■ Task goal ■
Copy every line of the entries that includes the word "territoires".

++++++++++

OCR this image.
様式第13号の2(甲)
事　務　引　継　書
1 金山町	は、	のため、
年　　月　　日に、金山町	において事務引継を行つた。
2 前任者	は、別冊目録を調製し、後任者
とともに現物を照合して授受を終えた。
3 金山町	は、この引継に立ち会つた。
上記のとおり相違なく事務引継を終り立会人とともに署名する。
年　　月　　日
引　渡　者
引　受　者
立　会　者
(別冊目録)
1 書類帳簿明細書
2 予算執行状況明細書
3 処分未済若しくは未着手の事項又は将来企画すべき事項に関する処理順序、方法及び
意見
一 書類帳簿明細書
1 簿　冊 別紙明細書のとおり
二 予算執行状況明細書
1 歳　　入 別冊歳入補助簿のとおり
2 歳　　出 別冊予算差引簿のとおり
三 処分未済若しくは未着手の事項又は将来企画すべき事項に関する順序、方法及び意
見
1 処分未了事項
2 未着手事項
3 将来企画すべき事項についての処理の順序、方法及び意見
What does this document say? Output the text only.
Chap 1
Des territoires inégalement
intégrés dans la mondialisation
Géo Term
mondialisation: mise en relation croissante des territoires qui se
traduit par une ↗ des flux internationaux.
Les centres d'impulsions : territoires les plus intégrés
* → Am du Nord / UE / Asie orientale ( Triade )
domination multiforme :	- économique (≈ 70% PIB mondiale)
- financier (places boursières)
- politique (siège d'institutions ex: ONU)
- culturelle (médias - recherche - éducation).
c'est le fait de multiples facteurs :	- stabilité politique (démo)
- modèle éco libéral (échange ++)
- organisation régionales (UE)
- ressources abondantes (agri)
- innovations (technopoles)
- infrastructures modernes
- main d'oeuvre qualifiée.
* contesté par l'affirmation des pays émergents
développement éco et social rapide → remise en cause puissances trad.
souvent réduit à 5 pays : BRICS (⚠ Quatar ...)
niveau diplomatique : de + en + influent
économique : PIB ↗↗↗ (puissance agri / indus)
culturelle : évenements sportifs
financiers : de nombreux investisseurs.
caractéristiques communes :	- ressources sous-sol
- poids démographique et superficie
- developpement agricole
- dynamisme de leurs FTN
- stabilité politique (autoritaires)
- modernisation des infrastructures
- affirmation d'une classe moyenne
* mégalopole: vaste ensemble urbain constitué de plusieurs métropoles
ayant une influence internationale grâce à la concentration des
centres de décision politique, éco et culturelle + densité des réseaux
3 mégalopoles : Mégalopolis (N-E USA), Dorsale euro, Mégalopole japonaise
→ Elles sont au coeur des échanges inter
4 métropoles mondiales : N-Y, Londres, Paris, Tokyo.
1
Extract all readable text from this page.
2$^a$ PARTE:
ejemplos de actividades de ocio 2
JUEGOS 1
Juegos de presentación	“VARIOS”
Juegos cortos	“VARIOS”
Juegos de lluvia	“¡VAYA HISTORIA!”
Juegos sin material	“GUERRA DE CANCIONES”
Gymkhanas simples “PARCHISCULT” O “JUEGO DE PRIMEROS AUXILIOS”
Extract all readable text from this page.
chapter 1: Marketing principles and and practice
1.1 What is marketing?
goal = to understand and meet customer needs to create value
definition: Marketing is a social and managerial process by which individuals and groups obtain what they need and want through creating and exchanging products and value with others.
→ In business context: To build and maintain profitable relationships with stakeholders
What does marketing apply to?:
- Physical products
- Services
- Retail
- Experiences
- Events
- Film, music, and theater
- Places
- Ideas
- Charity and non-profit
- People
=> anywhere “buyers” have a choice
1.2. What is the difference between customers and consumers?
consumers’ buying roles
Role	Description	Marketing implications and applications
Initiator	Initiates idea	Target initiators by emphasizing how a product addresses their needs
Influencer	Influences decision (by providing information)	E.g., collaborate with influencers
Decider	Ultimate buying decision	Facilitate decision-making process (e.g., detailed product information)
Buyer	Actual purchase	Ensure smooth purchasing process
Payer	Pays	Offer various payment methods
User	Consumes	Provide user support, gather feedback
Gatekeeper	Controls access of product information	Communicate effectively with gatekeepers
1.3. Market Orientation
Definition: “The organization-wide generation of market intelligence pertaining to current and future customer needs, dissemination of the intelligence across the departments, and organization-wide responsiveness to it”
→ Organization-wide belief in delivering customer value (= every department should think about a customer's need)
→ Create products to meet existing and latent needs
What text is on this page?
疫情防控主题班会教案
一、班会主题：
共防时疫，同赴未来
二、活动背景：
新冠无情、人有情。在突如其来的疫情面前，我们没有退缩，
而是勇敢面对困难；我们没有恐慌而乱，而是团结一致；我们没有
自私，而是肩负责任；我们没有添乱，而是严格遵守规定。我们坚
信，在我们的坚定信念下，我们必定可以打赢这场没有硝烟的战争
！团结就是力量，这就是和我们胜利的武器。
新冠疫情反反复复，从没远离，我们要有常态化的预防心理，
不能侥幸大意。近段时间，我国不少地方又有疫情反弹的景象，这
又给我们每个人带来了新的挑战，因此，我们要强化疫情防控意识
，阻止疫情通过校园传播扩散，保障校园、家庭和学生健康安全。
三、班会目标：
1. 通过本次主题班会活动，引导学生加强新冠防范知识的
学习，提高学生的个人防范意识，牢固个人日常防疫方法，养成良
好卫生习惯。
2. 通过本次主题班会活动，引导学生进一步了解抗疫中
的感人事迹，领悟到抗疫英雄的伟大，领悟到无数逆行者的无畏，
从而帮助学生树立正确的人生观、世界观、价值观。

++++++++++

■ Exercise solution ■
Des territoires inégalement
mondialisation: mise en relation croissante des territoires qui se
Les centres d'impulsions : territoires les plus intégrés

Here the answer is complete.